REQUEST:
Show all lines holding "value".

[START OF MATERIAL SUPPLIED]

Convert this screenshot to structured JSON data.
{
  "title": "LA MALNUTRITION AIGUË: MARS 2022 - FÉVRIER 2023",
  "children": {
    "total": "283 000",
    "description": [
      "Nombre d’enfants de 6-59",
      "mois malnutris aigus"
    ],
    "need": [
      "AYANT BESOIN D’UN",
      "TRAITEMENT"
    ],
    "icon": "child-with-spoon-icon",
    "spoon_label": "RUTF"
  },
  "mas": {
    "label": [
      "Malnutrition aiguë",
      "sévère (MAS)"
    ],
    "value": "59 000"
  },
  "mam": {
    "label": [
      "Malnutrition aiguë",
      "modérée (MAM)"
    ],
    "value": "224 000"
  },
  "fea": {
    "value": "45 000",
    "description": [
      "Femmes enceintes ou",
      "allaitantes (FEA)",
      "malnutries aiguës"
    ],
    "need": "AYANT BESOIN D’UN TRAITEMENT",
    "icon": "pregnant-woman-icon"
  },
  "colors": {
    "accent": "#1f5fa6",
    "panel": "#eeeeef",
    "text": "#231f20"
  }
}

[END OF MATERIAL SUPPLIED]

FULL ANSWER:
    "value": "59 000"
    "value": "224 000"
    "value": "45 000",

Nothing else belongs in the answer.